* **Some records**
********************

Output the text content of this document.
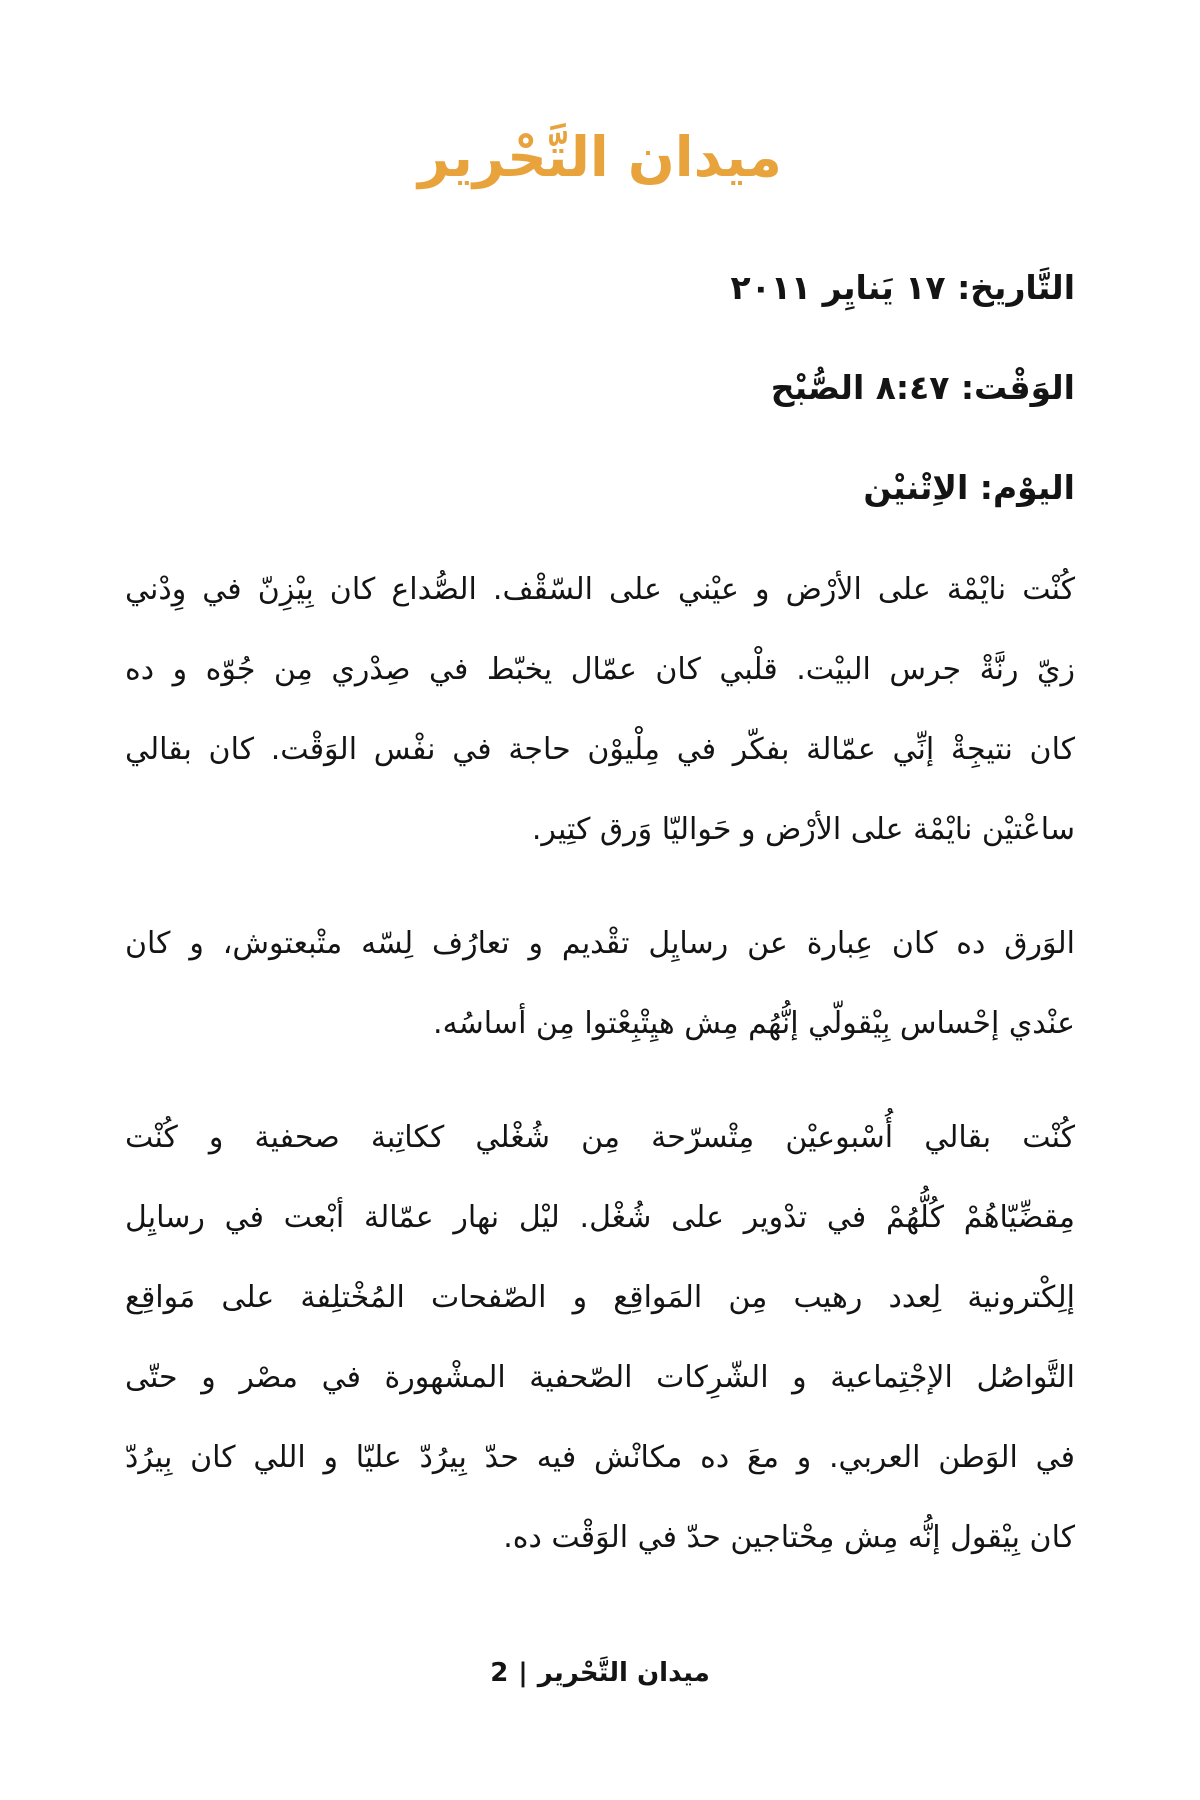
ميدان التَّحْرير
التَّاريخ: ١٧ يَنايِر ٢٠١١
الوَقْت: ٨:٤٧ الصُّبْح
اليوْم: الاِتْنيْن
كُنْت نايْمْة على الأرْض و عيْني على السّقْف. الصُّداع كان بِيْزِنّ في وِدْني
زيّ رنَّةْ جرس البيْت. قلْبي كان عمّال يخبّط في صِدْري مِن جُوّه و ده
كان نتيجِةْ إنِّي عمّالة بفكّر في مِلْيوْن حاجة في نفْس الوَقْت. كان بقالي
ساعْتيْن نايْمْة على الأرْض و حَواليّا وَرق كتِير.
الوَرق ده كان عِبارة عن رسايِل تقْديم و تعارُف لِسّه متْبعتوش، و كان
عنْدي إحْساس بِيْقولّي إنُّهُم مِش هيِتْبِعْتوا مِن أساسُه.
كُنْت بقالي أُسْبوعيْن مِتْسرّحة مِن شُغْلي ككاتِبة صحفية و كُنْت
مِقضِّيّاهُمْ كُلُّهُمْ في تدْوير على شُغْل. ليْل نهار عمّالة أبْعت في رسايِل
إلِكْترونية لِعدد رهيب مِن المَواقِع و الصّفحات المُخْتلِفة على مَواقِع
التَّواصُل الإجْتِماعية و الشّرِكات الصّحفية المشْهورة في مصْر و حتّى
في الوَطن العربي. و معَ ده مكانْش فيه حدّ بِيرُدّ عليّا و اللي كان بِيرُدّ
كان بِيْقول إنُّه مِش مِحْتاجين حدّ في الوَقْت ده.
ميدان التَّحْرير|2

********************

* **OBJECTIVE**
Skip every picture and transcribe the data above exactly.

* **TASK RESULT**
Output the text content of this document.
ميدان التَّحْرير
التَّاريخ: ١٧ يَنايِر ٢٠١١
الوَقْت: ٨:٤٧ الصُّبْح
اليوْم: الاِتْنيْن
كُنْت نايْمْة على الأرْض و عيْني على السّقْف. الصُّداع كان بِيْزِنّ في وِدْني
زيّ رنَّةْ جرس البيْت. قلْبي كان عمّال يخبّط في صِدْري مِن جُوّه و ده
كان نتيجِةْ إنِّي عمّالة بفكّر في مِلْيوْن حاجة في نفْس الوَقْت. كان بقالي
ساعْتيْن نايْمْة على الأرْض و حَواليّا وَرق كتِير.
الوَرق ده كان عِبارة عن رسايِل تقْديم و تعارُف لِسّه متْبعتوش، و كان
عنْدي إحْساس بِيْقولّي إنُّهُم مِش هيِتْبِعْتوا مِن أساسُه.
كُنْت بقالي أُسْبوعيْن مِتْسرّحة مِن شُغْلي ككاتِبة صحفية و كُنْت
مِقضِّيّاهُمْ كُلُّهُمْ في تدْوير على شُغْل. ليْل نهار عمّالة أبْعت في رسايِل
إلِكْترونية لِعدد رهيب مِن المَواقِع و الصّفحات المُخْتلِفة على مَواقِع
التَّواصُل الإجْتِماعية و الشّرِكات الصّحفية المشْهورة في مصْر و حتّى
في الوَطن العربي. و معَ ده مكانْش فيه حدّ بِيرُدّ عليّا و اللي كان بِيرُدّ
كان بِيْقول إنُّه مِش مِحْتاجين حدّ في الوَقْت ده.
ميدان التَّحْرير|2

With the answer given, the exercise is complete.